#### Records provided
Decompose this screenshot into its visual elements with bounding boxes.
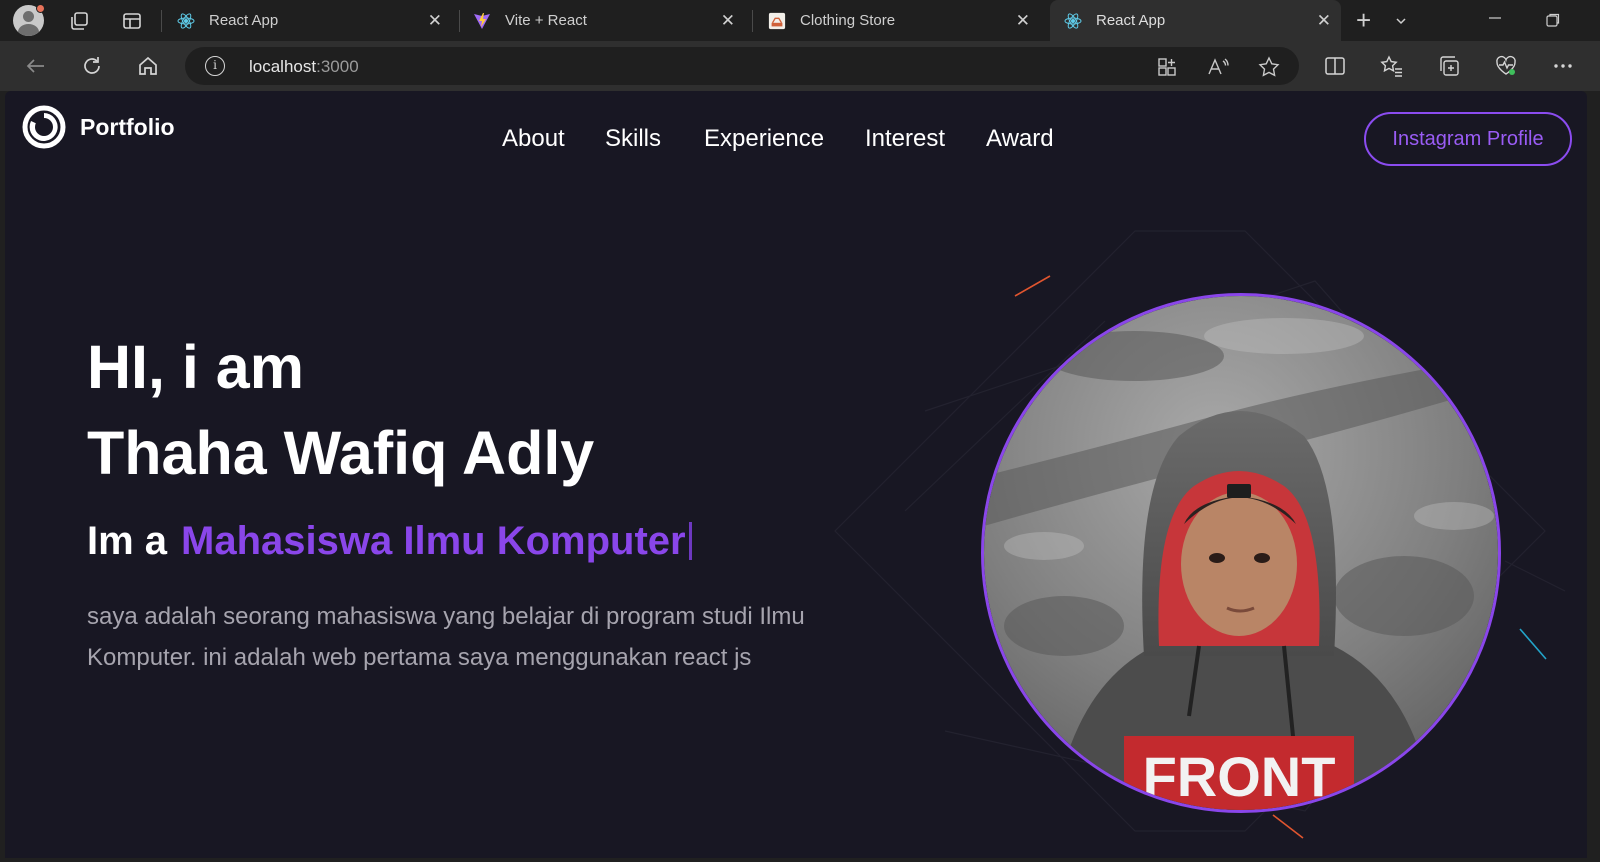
tab-close-icon[interactable]: ✕ — [428, 11, 442, 31]
split-screen-icon[interactable] — [1321, 52, 1349, 80]
back-arrow-icon[interactable] — [22, 52, 50, 80]
react-icon — [177, 12, 195, 30]
store-icon — [768, 12, 786, 30]
window-edge — [1587, 91, 1600, 862]
nav-link-award[interactable]: Award — [986, 125, 1054, 153]
minimize-icon[interactable] — [1488, 10, 1502, 30]
nav-link-skills[interactable]: Skills — [605, 125, 661, 153]
tab-react-app-1[interactable]: React App ✕ — [167, 0, 452, 41]
react-icon — [1064, 12, 1082, 30]
tab-list-chevron-down-icon[interactable] — [1395, 12, 1407, 32]
tab-divider — [459, 10, 460, 32]
favorites-icon[interactable] — [1378, 52, 1406, 80]
browser-tab-strip: React App ✕ Vite + React ✕ Clothing Stor… — [0, 0, 1600, 41]
page-viewport: Portfolio About Skills Experience Intere… — [5, 91, 1587, 858]
tab-divider — [752, 10, 753, 32]
site-info-icon[interactable]: i — [205, 56, 225, 76]
read-aloud-icon[interactable] — [1207, 56, 1229, 78]
tab-vite-react[interactable]: Vite + React ✕ — [463, 0, 745, 41]
new-tab-plus-icon[interactable]: + — [1356, 5, 1371, 36]
main-nav: About Skills Experience Interest Award — [5, 125, 1587, 155]
home-icon[interactable] — [134, 52, 162, 80]
tab-close-icon[interactable]: ✕ — [721, 11, 735, 31]
nav-link-interest[interactable]: Interest — [865, 125, 945, 153]
vite-icon — [473, 12, 491, 30]
tab-react-app-active[interactable]: React App ✕ — [1050, 0, 1341, 41]
more-options-icon[interactable] — [1549, 52, 1577, 80]
hero-role-word: Mahasiswa Ilmu Komputer — [181, 519, 686, 563]
browser-toolbar: i localhost:3000 — [0, 41, 1600, 91]
tab-close-icon[interactable]: ✕ — [1317, 11, 1331, 31]
browser-essentials-heart-icon[interactable] — [1492, 52, 1520, 80]
hero-role-prefix: Im a — [87, 519, 168, 563]
tab-actions-icon[interactable] — [119, 8, 145, 34]
tab-title: React App — [1096, 12, 1166, 29]
hero-description: saya adalah seorang mahasiswa yang belaj… — [87, 603, 805, 671]
tab-close-icon[interactable]: ✕ — [1016, 11, 1030, 31]
nav-link-about[interactable]: About — [502, 125, 565, 153]
profile-photo: FRONT — [981, 293, 1501, 813]
refresh-icon[interactable] — [78, 52, 106, 80]
hero-name: Thaha Wafiq Adly — [87, 419, 595, 487]
favorite-star-icon[interactable] — [1258, 56, 1280, 78]
app-available-icon[interactable] — [1156, 56, 1178, 78]
url-text[interactable]: localhost:3000 — [249, 57, 359, 77]
collections-icon[interactable] — [1435, 52, 1463, 80]
hero-greeting: HI, i am — [87, 333, 304, 401]
address-bar[interactable]: i localhost:3000 — [185, 47, 1299, 85]
shirt-print-text: FRONT — [1143, 745, 1336, 808]
workspaces-icon[interactable] — [66, 8, 92, 34]
profile-notification-dot — [36, 4, 45, 13]
tab-divider — [161, 10, 162, 32]
hero-role-line: Im a Mahasiswa Ilmu Komputer — [87, 521, 692, 561]
tab-title: Clothing Store — [800, 12, 896, 29]
tab-title: React App — [209, 12, 279, 29]
nav-link-experience[interactable]: Experience — [704, 125, 824, 153]
tab-title: Vite + React — [505, 12, 587, 29]
restore-window-icon[interactable] — [1546, 12, 1560, 32]
tab-clothing-store[interactable]: Clothing Store ✕ — [758, 0, 1040, 41]
profile-photo-illustration: FRONT — [984, 296, 1498, 810]
typing-cursor — [688, 522, 692, 560]
instagram-profile-button[interactable]: Instagram Profile — [1364, 112, 1572, 166]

#### Directive
Which lines in the data above contain the string "Interest"? Report each of them in full.

#### Solved problem
main-nav: About Skills Experience Interest Award — [5, 125, 1587, 155]
nav-link-interest[interactable]: Interest — [865, 125, 945, 153]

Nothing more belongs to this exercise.